** Document **

>> START

The Fair Trade Miracle... How Did It Happen?
In the face of the universal gospel of “free trade”, it was heresy. Yet it took hold and now that the global economy is in shambles, it stands as a potential model for doing business differently, globally and locally.
Or does it?
It started as a simple proposal in the late 80’s. At the height of “free trade” frenzy, aimed at breaking down all obstacles and obligations, political, social and environmental for international trade. The crass justification for free trade was that if those with wealth were able to maximize their profits, it would “trickle down” to everyone else. Economist John Kenneth Galbraith suggested that was akin to thinking “if one feeds the horse enough oats, some will pass through to the road for the sparrows”.
Rather than, or perhaps in addition to, the high-minded but ultimately hopeless protests at the time, the idea of Fair Trade was to make a concrete proposal – concrete ideas that would foster concrete actions.
Could we create a model where all the social and environmental costs of agricultural production were included and get quality products directly to market at a fair price? A Fair Trade “seal” would make it possible to encourage conscientious consumers to form an alliance with Fair Trade producers and their trading partners and challenge the excesses and irresponsibility of the so called “free market”.

>> END

** Instruction 1 **
Translate this sentence from the article on fair trade into Spanish: "It started as a simple proposal in the late 80’s."
** Instruction 2 **
From the article on fair trade, extract the passage starting with "The Fair Trade" and going on through "Or does it?".
** Instruction 3 **
In the article on fair trade, which economist likens the trickle-down justification to feeding a horse oats?

** Record set **
>> START

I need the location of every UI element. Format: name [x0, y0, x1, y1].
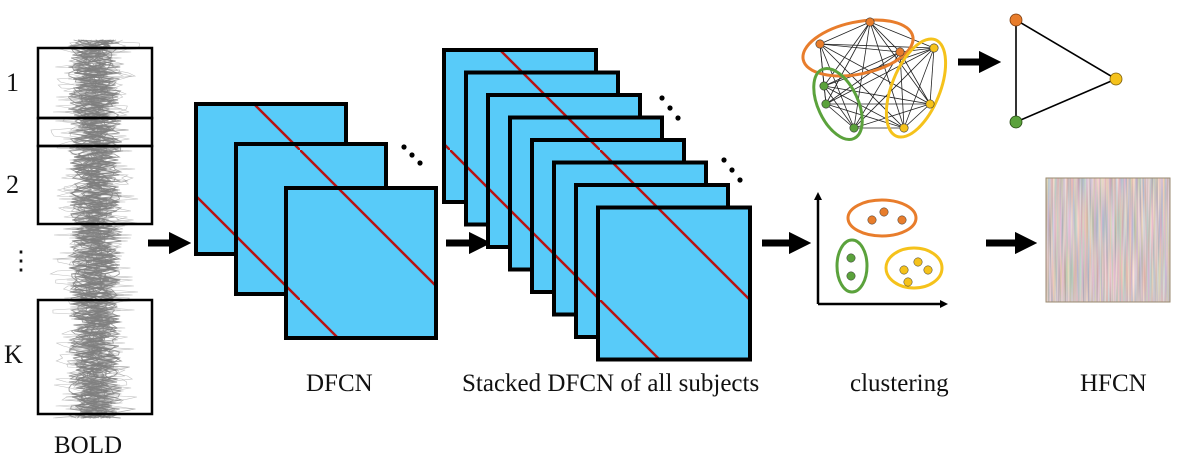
stacked-dfcn-matrix: [596, 205, 752, 362]
scatter-point: [846, 253, 856, 263]
hfcn-caption: HFCN: [1080, 370, 1147, 397]
dfcn-matrix-3: [284, 186, 438, 340]
scatter-point: [903, 277, 913, 287]
node-yellow: [1109, 72, 1123, 86]
window-label-ellipsis: ⋮: [8, 246, 34, 275]
graph-node: [895, 47, 905, 57]
reduced-graph: [1009, 13, 1123, 129]
scatter-points: [846, 207, 933, 287]
graph-node: [815, 39, 825, 49]
graph-node: [929, 43, 939, 53]
graph-nodes: [815, 17, 939, 133]
bold-caption: BOLD: [54, 432, 123, 459]
bold-waveforms: [49, 39, 140, 419]
scatter-point: [867, 215, 877, 225]
window-box-k: [36, 298, 154, 416]
window-label-k: K: [4, 340, 23, 369]
scatter-point: [879, 207, 889, 217]
window-label-2: 2: [6, 170, 19, 199]
stacked-dfcn: [442, 48, 752, 362]
ellipsis-icon: [659, 95, 743, 183]
clustering-plot: [813, 191, 949, 309]
scatter-point: [923, 265, 933, 275]
window-label-1: 1: [6, 68, 19, 97]
cluster-ellipse-orange: [801, 18, 915, 78]
dfcn-caption: DFCN: [306, 370, 373, 397]
graph-node: [849, 123, 859, 133]
cluster-ellipse-yellow: [884, 37, 948, 139]
network-graph: [801, 17, 948, 141]
graph-node: [925, 99, 935, 109]
node-green: [1009, 115, 1023, 129]
ellipsis-icon: [401, 144, 423, 166]
graph-node: [821, 99, 831, 109]
scatter-point: [913, 257, 923, 267]
graph-edges: [819, 21, 935, 129]
cluster-ellipse-green: [812, 67, 864, 141]
hfcn-matrix: [1045, 177, 1171, 303]
scatter-point: [899, 265, 909, 275]
node-orange: [1009, 13, 1023, 27]
scatter-point: [846, 271, 856, 281]
stacked-caption: Stacked DFCN of all subjects: [462, 370, 760, 397]
graph-node: [819, 81, 829, 91]
bold-signal-panel: [36, 39, 154, 419]
scatter-point: [897, 215, 907, 225]
window-box-2: [36, 144, 154, 226]
graph-node: [899, 123, 909, 133]
graph-node: [865, 17, 875, 27]
dfcn-stack: [194, 102, 438, 340]
clustering-caption: clustering: [850, 370, 949, 397]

>> END

** Task answer 1 **
Comenzó como una propuesta sencilla a finales de los años 80.

** Task answer 2 **
The Fair Trade Miracle... How Did It Happen?
In the face of the universal gospel of “free trade”, it was heresy. Yet it took hold and now that the global economy is in shambles, it stands as a potential model for doing business differently, globally and locally.
Or does it?

** Task answer 3 **
John Kenneth Galbraith